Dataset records
━━━━━━━━━━
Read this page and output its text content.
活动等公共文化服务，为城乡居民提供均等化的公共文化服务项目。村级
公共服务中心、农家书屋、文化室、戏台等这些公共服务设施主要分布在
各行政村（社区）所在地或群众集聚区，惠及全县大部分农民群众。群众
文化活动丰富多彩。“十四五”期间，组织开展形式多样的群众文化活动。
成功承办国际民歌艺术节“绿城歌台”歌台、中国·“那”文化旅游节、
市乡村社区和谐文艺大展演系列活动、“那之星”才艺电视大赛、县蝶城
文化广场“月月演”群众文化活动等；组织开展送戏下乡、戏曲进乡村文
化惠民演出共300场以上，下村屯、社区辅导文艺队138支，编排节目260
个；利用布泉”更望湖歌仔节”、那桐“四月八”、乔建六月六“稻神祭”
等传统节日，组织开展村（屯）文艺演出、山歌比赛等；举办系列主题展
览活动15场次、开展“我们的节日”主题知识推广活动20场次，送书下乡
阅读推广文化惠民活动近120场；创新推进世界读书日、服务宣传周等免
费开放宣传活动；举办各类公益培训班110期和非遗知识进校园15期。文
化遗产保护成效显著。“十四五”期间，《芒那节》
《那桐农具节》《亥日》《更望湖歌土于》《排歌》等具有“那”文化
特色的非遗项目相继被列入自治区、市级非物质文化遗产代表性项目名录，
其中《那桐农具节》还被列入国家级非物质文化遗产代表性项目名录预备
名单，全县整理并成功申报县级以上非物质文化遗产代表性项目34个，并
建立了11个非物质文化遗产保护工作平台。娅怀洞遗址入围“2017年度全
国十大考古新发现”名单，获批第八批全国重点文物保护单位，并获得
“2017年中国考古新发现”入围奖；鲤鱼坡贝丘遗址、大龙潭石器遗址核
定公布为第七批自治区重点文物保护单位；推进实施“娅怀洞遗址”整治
━━━━━━━━━━
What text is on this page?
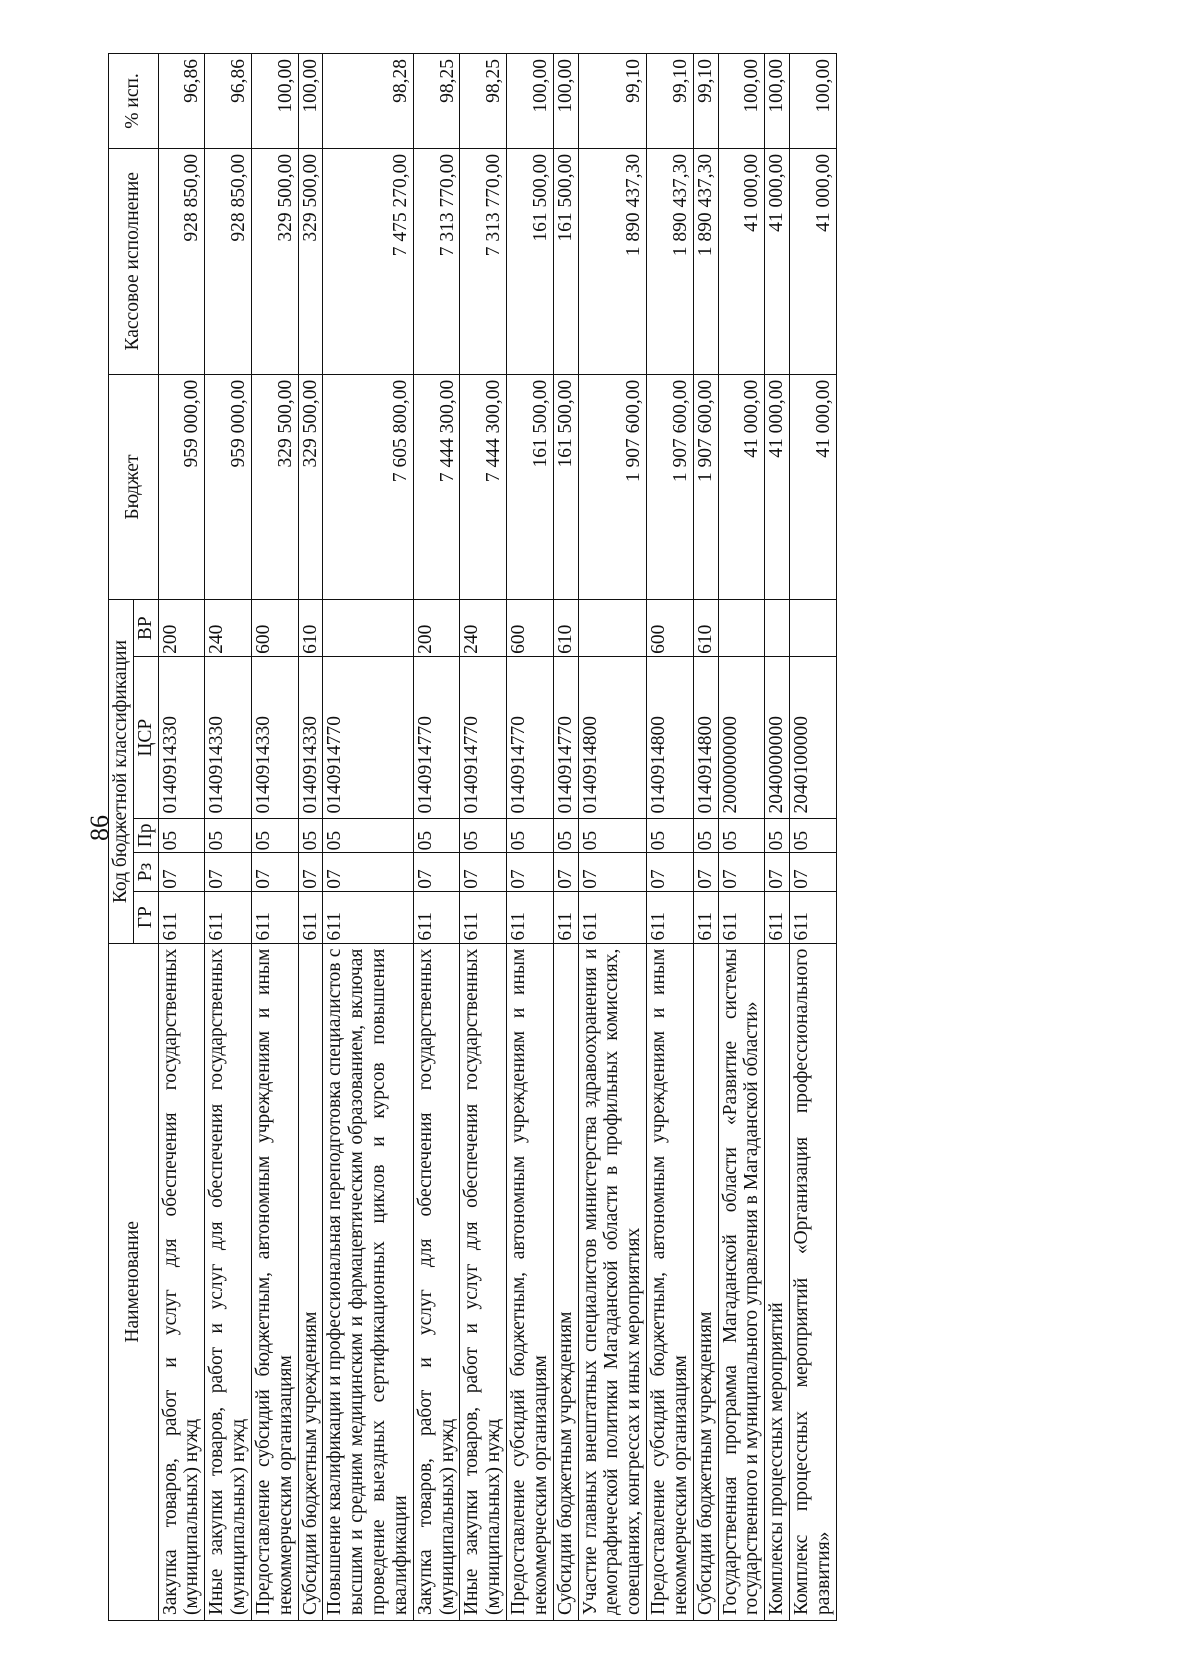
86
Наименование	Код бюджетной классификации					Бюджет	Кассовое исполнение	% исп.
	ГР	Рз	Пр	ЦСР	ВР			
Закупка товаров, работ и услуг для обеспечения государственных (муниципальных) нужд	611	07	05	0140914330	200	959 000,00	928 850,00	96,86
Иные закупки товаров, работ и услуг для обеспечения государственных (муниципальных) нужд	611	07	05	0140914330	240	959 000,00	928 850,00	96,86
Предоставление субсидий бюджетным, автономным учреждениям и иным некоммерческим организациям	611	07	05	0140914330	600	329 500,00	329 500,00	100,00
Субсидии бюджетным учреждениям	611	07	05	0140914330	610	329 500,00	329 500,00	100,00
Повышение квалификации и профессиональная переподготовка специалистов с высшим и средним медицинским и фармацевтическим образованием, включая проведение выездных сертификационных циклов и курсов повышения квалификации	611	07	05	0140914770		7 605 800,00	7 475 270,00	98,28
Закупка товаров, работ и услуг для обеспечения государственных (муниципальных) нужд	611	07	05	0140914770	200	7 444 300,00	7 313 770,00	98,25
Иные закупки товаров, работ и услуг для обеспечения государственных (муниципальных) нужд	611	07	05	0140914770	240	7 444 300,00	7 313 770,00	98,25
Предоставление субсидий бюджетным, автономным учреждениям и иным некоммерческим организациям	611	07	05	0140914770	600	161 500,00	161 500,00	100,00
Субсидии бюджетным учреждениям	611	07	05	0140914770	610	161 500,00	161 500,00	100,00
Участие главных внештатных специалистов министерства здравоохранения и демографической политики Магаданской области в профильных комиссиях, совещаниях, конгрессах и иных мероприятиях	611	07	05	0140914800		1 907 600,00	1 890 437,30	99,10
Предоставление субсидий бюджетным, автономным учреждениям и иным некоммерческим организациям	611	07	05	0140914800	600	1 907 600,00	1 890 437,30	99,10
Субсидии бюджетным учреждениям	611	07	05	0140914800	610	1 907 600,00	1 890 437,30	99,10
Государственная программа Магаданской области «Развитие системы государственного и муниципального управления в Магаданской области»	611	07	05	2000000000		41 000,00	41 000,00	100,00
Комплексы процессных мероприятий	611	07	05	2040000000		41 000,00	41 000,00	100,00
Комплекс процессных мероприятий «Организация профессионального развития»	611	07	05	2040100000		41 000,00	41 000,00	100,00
━━━━━━━━━━
Take every line containing the word "специалистов" and copy it.

Повышение квалификации и профессиональная переподготовка специалистов с высшим и средним медицинским и фармацевтическим образованием, включая проведение выездных сертификационных циклов и курсов повышения квалификации	611	07	05	0140914770		7 605 800,00	7 475 270,00	98,28
Участие главных внештатных специалистов министерства здравоохранения и демографической политики Магаданской области в профильных комиссиях, совещаниях, конгрессах и иных мероприятиях	611	07	05	0140914800		1 907 600,00	1 890 437,30	99,10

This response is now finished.